**Directions for this task**
Spot every line with the word "JSON" and return it.

**The records**
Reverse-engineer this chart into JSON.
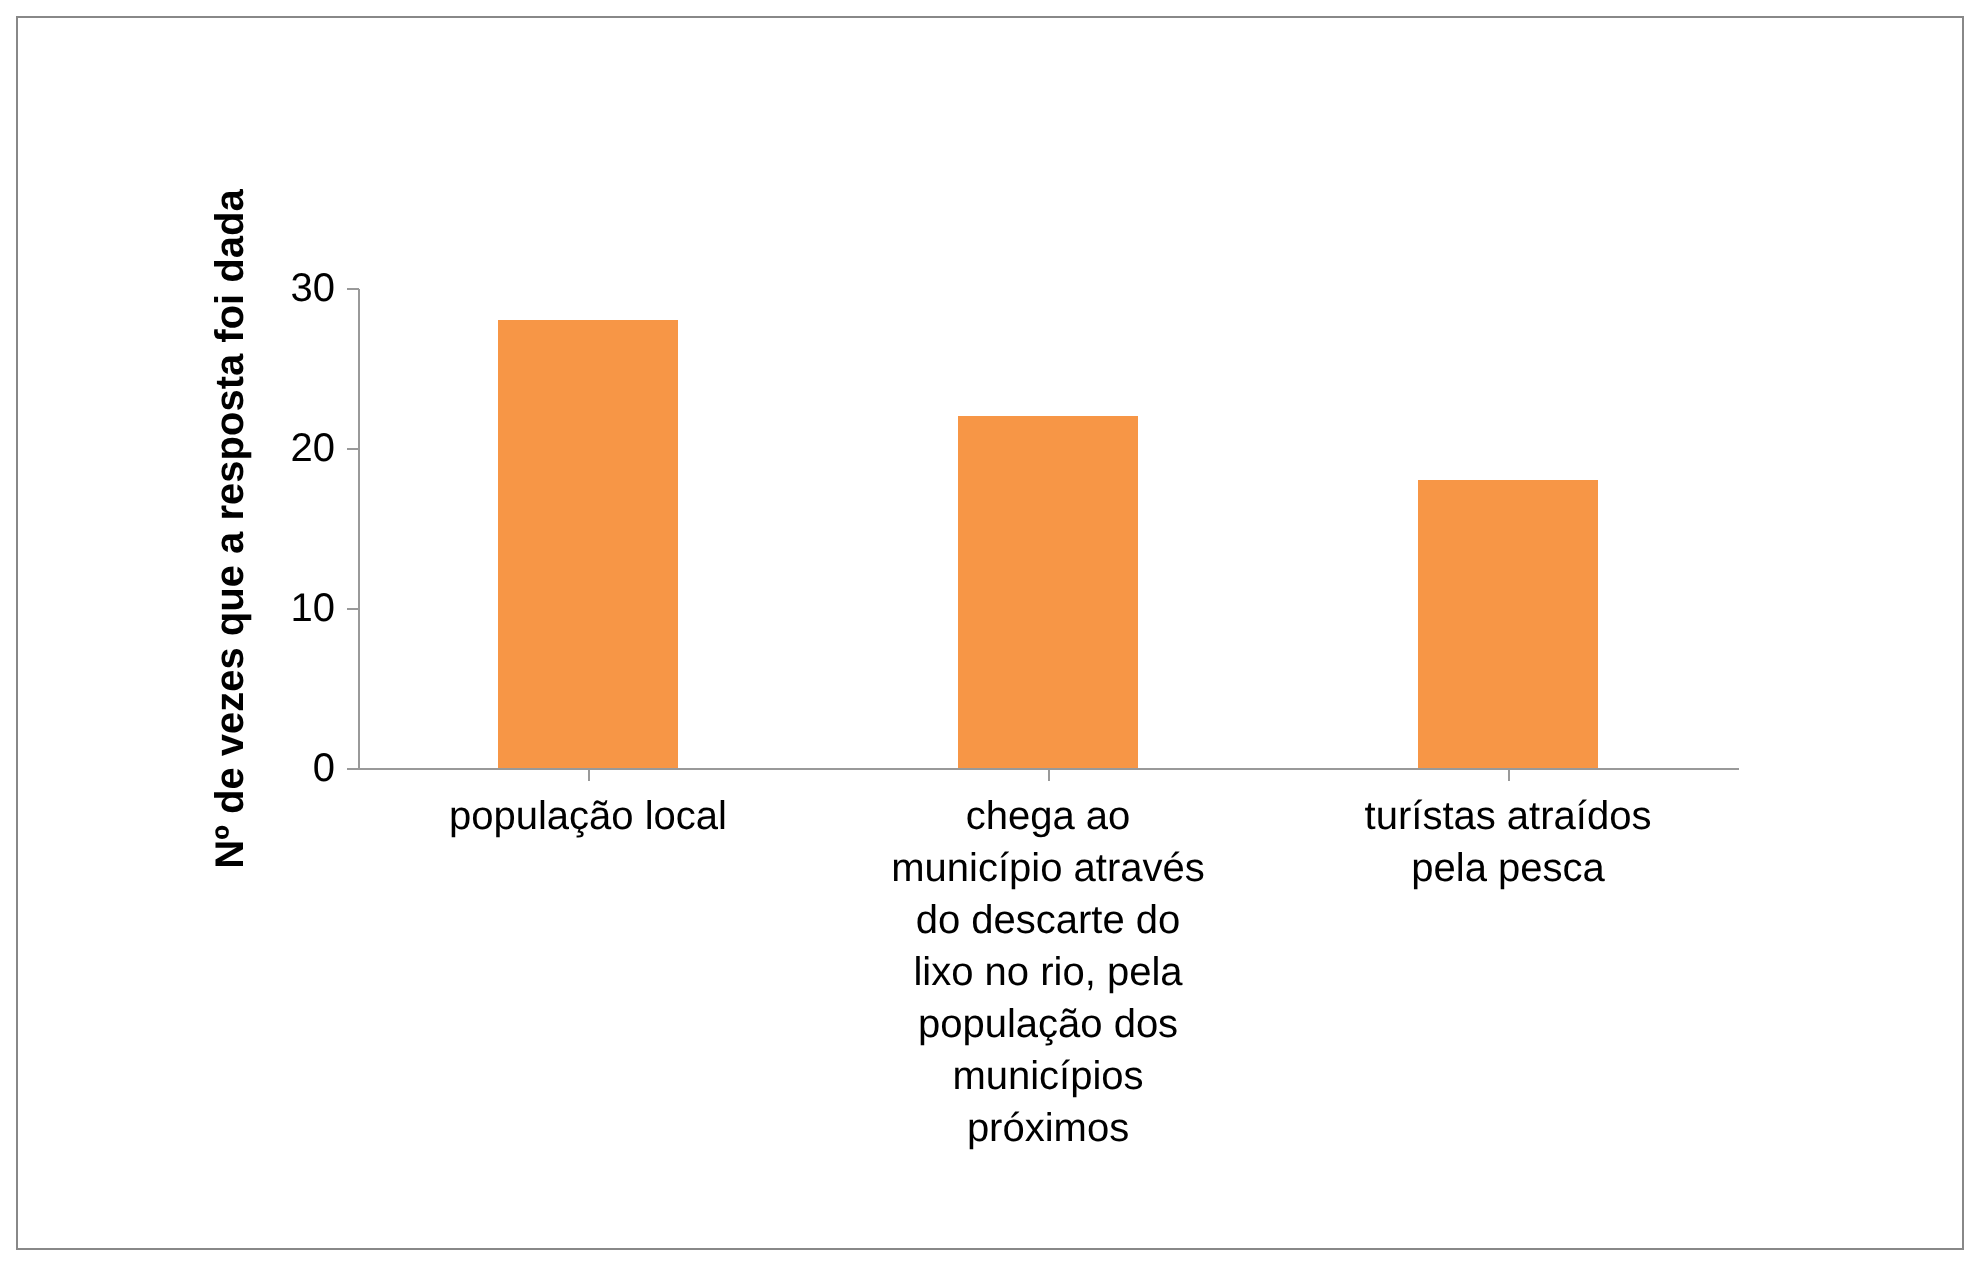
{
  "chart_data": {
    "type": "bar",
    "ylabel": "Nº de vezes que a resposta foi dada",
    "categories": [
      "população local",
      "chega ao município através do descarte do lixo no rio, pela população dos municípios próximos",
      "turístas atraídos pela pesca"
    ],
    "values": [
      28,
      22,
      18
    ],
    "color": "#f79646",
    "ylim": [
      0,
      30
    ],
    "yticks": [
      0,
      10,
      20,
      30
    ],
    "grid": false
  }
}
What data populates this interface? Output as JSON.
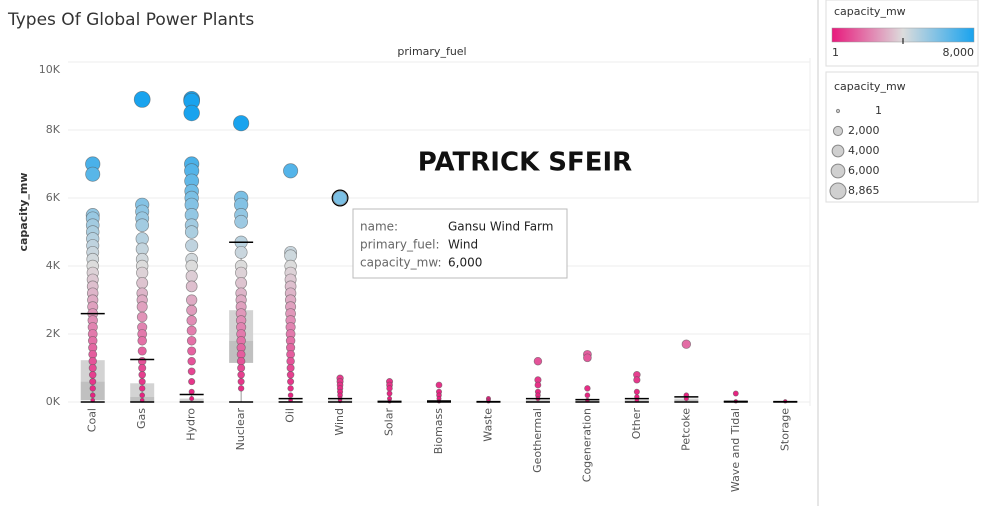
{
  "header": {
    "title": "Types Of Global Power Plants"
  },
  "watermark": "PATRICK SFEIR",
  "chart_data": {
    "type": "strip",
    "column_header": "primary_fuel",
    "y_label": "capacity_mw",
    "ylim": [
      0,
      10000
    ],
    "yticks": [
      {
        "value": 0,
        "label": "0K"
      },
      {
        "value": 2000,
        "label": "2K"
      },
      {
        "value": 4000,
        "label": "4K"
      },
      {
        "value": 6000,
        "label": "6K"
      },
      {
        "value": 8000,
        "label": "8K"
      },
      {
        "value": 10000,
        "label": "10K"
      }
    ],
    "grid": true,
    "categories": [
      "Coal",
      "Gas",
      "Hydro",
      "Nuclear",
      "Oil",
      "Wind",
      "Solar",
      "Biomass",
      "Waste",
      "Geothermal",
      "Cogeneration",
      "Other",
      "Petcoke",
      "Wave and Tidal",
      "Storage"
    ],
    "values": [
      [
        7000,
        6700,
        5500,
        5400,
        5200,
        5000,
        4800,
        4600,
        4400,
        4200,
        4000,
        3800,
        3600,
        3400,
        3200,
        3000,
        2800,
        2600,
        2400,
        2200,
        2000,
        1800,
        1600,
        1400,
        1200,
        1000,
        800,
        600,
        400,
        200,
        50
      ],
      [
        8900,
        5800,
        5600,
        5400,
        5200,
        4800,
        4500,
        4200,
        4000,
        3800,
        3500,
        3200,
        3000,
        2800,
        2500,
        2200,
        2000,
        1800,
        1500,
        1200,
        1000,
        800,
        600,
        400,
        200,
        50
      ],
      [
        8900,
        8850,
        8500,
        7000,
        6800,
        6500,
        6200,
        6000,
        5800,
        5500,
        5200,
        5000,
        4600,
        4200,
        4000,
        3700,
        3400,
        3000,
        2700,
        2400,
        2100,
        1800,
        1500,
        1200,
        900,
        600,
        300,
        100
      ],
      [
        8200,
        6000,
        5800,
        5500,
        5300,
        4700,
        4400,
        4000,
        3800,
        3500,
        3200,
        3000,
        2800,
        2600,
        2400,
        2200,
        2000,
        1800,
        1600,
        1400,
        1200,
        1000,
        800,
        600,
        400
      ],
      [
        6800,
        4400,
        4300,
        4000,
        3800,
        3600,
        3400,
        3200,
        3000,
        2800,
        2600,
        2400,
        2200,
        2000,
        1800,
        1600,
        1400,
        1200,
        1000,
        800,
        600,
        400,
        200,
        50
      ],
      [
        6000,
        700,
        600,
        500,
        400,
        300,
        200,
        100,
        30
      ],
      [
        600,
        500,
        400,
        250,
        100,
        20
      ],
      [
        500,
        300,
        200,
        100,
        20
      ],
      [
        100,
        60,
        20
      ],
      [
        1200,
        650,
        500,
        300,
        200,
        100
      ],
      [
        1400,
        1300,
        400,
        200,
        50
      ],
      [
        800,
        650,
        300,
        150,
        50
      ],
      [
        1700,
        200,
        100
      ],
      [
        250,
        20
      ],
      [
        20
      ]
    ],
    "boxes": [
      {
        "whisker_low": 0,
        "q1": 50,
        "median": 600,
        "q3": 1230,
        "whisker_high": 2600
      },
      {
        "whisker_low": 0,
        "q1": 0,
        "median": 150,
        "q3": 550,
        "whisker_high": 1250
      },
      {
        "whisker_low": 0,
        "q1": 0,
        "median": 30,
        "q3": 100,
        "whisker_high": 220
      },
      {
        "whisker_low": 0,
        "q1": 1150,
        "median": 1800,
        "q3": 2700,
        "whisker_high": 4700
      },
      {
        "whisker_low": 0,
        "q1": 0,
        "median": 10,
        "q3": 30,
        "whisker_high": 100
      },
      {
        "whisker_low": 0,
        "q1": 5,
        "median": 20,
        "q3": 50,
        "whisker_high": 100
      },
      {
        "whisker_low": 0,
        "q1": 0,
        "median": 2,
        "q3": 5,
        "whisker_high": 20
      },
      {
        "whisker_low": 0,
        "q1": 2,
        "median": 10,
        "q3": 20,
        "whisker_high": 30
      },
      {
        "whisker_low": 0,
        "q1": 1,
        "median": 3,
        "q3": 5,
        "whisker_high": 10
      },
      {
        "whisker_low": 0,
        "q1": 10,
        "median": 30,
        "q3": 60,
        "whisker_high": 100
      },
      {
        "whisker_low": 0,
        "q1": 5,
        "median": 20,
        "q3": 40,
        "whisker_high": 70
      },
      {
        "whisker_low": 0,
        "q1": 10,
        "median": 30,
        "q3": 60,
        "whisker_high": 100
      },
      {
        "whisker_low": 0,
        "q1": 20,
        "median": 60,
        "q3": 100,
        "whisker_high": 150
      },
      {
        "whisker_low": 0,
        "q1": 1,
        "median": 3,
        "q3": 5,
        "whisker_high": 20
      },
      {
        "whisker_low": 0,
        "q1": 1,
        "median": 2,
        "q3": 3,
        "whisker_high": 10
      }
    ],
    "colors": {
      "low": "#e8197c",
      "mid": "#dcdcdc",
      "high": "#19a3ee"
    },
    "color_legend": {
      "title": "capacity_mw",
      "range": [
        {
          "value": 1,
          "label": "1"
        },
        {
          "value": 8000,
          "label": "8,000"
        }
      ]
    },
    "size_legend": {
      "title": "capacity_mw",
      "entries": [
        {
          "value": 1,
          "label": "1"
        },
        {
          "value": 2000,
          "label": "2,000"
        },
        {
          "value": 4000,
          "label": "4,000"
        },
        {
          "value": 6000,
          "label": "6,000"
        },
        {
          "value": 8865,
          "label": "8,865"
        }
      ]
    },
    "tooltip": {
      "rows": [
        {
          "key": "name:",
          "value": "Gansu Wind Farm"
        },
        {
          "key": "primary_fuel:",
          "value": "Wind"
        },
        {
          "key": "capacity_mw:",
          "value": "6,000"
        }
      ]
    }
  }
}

**Result of the task**
Reverse-engineer this chart into JSON.
What data populates this interface? Output as JSON.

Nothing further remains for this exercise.